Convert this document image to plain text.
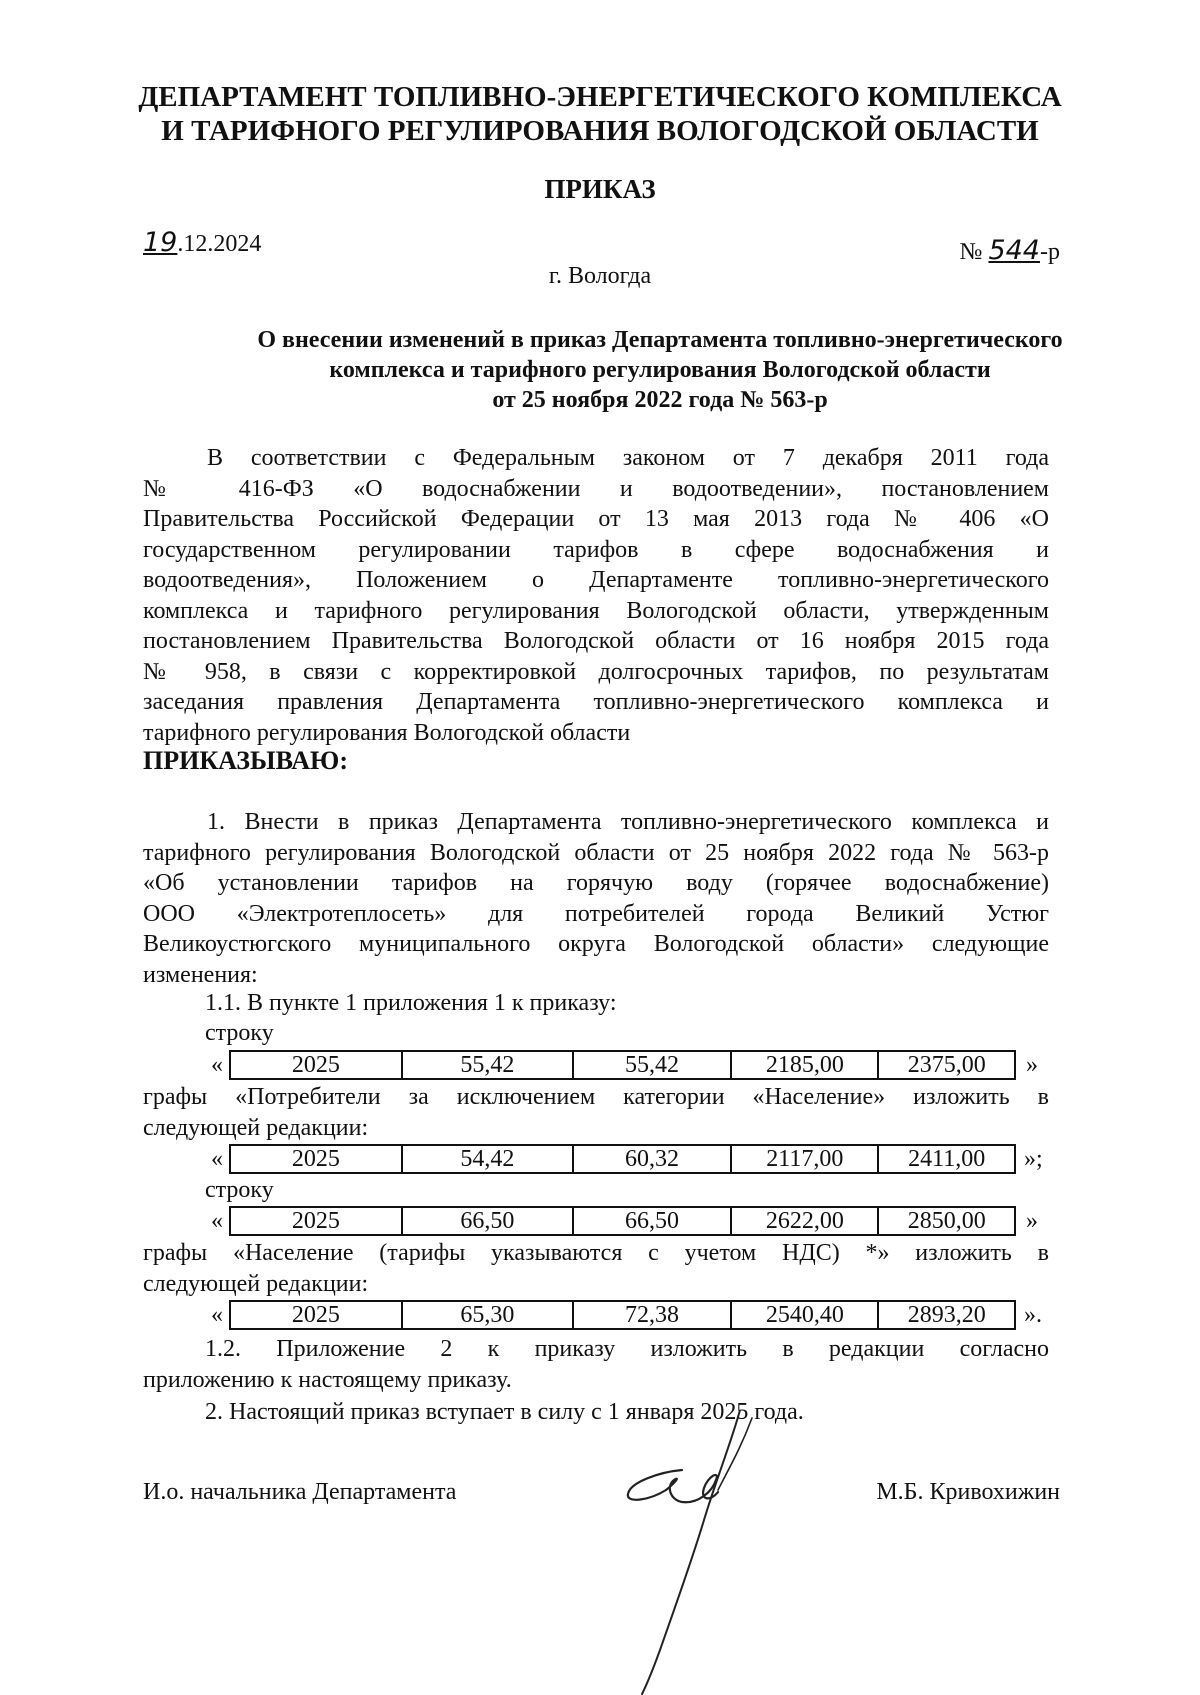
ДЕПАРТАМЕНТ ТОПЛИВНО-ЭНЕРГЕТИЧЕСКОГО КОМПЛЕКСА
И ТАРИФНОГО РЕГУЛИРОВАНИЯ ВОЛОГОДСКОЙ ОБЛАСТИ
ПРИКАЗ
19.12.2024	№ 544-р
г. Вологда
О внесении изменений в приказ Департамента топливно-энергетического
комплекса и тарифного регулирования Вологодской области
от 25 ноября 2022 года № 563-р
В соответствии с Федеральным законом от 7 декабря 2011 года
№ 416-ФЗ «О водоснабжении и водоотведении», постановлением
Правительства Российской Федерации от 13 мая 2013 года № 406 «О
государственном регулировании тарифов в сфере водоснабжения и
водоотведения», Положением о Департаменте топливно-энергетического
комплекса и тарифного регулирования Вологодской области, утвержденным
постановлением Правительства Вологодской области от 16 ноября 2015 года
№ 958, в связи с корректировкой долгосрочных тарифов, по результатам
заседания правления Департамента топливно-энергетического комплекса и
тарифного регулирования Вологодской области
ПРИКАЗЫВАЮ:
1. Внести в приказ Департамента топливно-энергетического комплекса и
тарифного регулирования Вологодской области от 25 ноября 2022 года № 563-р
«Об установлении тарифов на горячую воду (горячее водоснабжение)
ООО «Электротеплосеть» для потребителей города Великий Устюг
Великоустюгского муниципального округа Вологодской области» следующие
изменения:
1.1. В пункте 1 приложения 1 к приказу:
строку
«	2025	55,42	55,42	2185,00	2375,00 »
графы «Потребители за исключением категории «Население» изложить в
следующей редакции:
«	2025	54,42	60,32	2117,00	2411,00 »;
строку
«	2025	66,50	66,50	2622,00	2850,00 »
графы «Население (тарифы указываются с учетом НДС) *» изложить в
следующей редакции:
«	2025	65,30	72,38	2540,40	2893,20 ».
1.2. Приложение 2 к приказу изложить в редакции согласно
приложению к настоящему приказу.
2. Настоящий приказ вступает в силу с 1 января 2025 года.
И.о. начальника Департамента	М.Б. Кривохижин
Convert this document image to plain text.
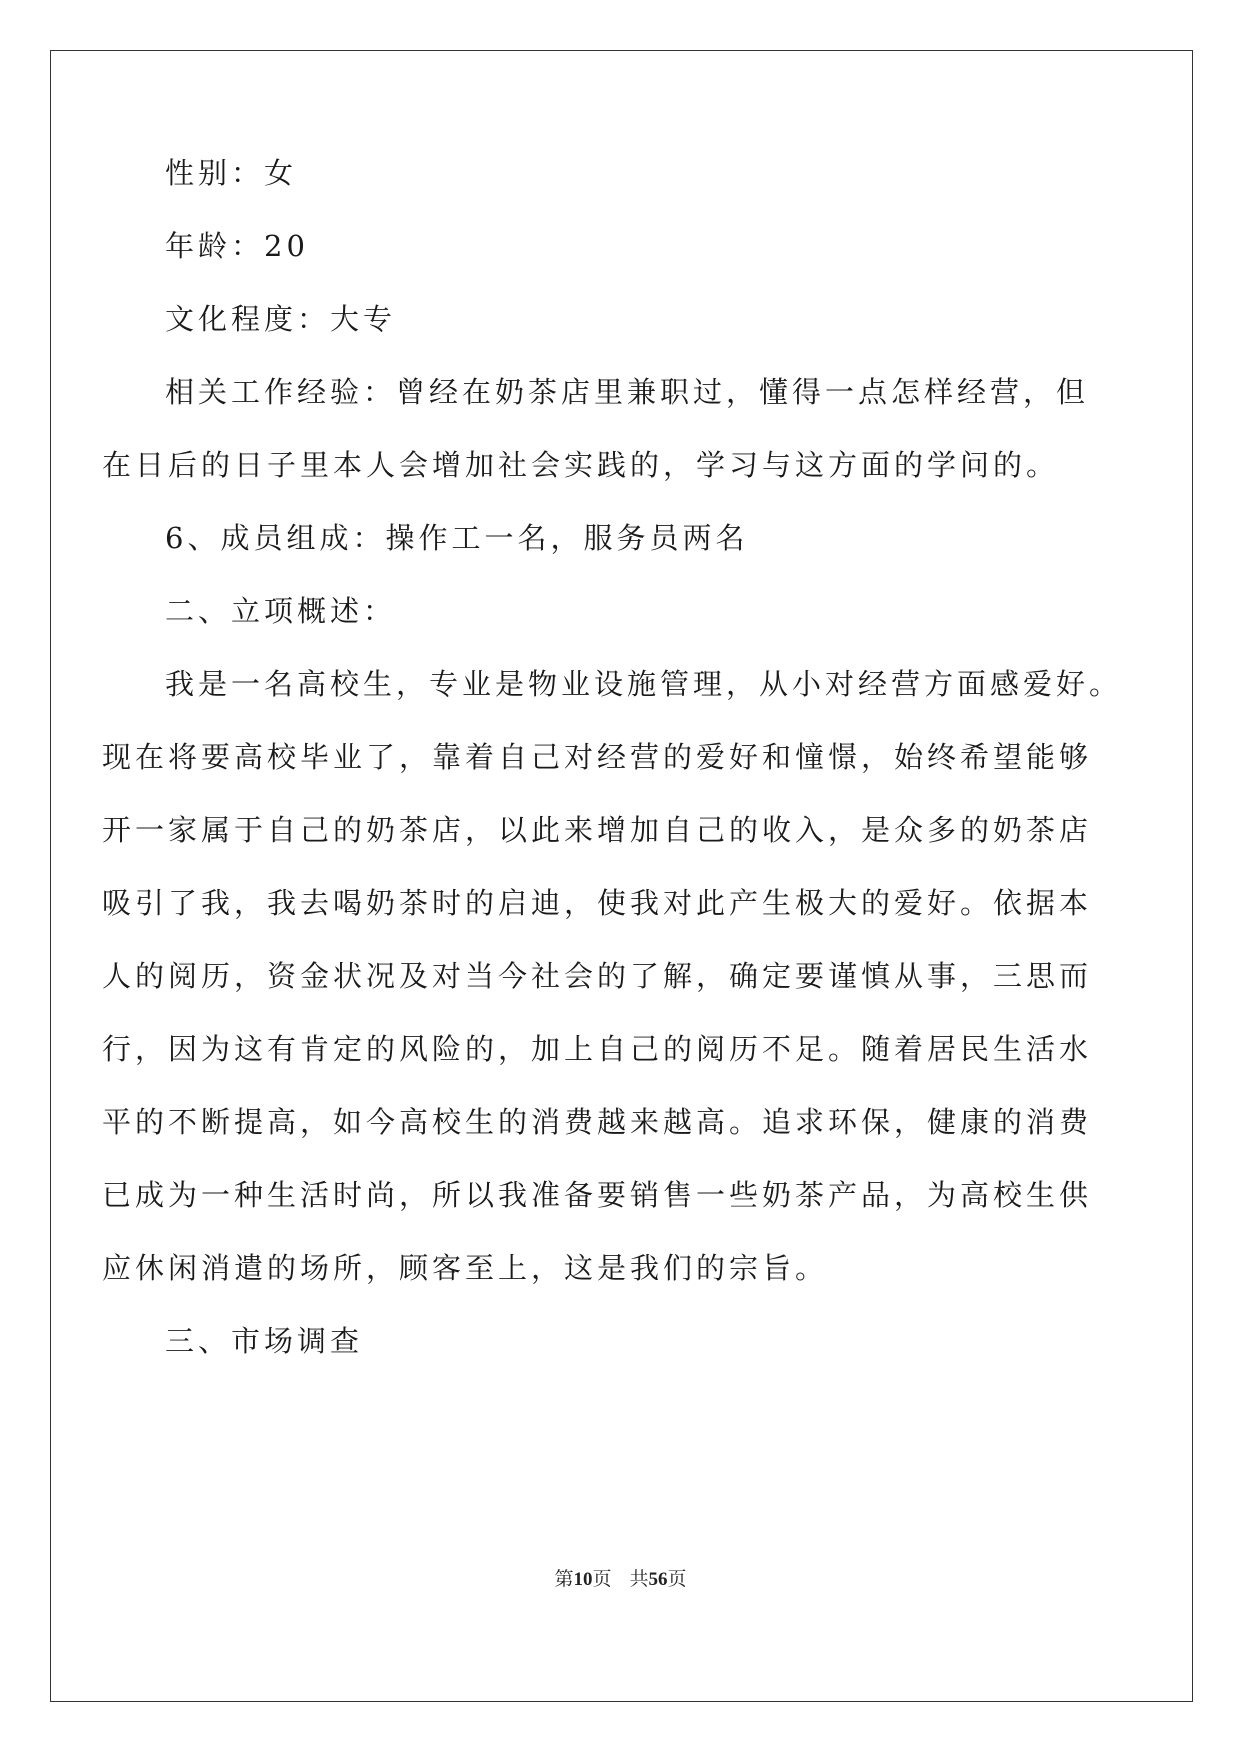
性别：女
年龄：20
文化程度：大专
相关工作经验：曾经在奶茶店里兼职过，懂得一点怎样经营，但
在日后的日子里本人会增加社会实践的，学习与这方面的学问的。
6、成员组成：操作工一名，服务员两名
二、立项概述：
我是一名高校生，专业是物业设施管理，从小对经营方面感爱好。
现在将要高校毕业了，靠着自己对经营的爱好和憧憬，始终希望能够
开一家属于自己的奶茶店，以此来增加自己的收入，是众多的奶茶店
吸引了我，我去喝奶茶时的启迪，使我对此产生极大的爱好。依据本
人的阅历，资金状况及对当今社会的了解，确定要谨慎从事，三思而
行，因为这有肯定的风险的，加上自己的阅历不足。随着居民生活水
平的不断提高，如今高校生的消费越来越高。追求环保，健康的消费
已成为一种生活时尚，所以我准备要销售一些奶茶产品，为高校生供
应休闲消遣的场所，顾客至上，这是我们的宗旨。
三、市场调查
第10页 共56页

#### PROBLEM DESCRIPTION:
The records shown above are to be repeated exactly, with the pictures left out.

#### ANSWER BELOW:
Convert this document image to plain text.
ДЕПАРТАМЕНТ ТОПЛИВНО-ЭНЕРГЕТИЧЕСКОГО КОМПЛЕКСА
И ТАРИФНОГО РЕГУЛИРОВАНИЯ ВОЛОГОДСКОЙ ОБЛАСТИ
ПРИКАЗ
19.12.2024	№ 544-р
г. Вологда
О внесении изменений в приказ Департамента топливно-энергетического
комплекса и тарифного регулирования Вологодской области
от 25 ноября 2022 года № 563-р
В соответствии с Федеральным законом от 7 декабря 2011 года
№ 416-ФЗ «О водоснабжении и водоотведении», постановлением
Правительства Российской Федерации от 13 мая 2013 года № 406 «О
государственном регулировании тарифов в сфере водоснабжения и
водоотведения», Положением о Департаменте топливно-энергетического
комплекса и тарифного регулирования Вологодской области, утвержденным
постановлением Правительства Вологодской области от 16 ноября 2015 года
№ 958, в связи с корректировкой долгосрочных тарифов, по результатам
заседания правления Департамента топливно-энергетического комплекса и
тарифного регулирования Вологодской области
ПРИКАЗЫВАЮ:
1. Внести в приказ Департамента топливно-энергетического комплекса и
тарифного регулирования Вологодской области от 25 ноября 2022 года № 563-р
«Об установлении тарифов на горячую воду (горячее водоснабжение)
ООО «Электротеплосеть» для потребителей города Великий Устюг
Великоустюгского муниципального округа Вологодской области» следующие
изменения:
1.1. В пункте 1 приложения 1 к приказу:
строку
«	2025	55,42	55,42	2185,00	2375,00 »
графы «Потребители за исключением категории «Население» изложить в
следующей редакции:
«	2025	54,42	60,32	2117,00	2411,00 »;
строку
«	2025	66,50	66,50	2622,00	2850,00 »
графы «Население (тарифы указываются с учетом НДС) *» изложить в
следующей редакции:
«	2025	65,30	72,38	2540,40	2893,20 ».
1.2. Приложение 2 к приказу изложить в редакции согласно
приложению к настоящему приказу.
2. Настоящий приказ вступает в силу с 1 января 2025 года.
И.о. начальника Департамента	М.Б. Кривохижин
Convert this document image to plain text.
性别：女
年龄：20
文化程度：大专
相关工作经验：曾经在奶茶店里兼职过，懂得一点怎样经营，但
在日后的日子里本人会增加社会实践的，学习与这方面的学问的。
6、成员组成：操作工一名，服务员两名
二、立项概述：
我是一名高校生，专业是物业设施管理，从小对经营方面感爱好。
现在将要高校毕业了，靠着自己对经营的爱好和憧憬，始终希望能够
开一家属于自己的奶茶店，以此来增加自己的收入，是众多的奶茶店
吸引了我，我去喝奶茶时的启迪，使我对此产生极大的爱好。依据本
人的阅历，资金状况及对当今社会的了解，确定要谨慎从事，三思而
行，因为这有肯定的风险的，加上自己的阅历不足。随着居民生活水
平的不断提高，如今高校生的消费越来越高。追求环保，健康的消费
已成为一种生活时尚，所以我准备要销售一些奶茶产品，为高校生供
应休闲消遣的场所，顾客至上，这是我们的宗旨。
三、市场调查
第10页 共56页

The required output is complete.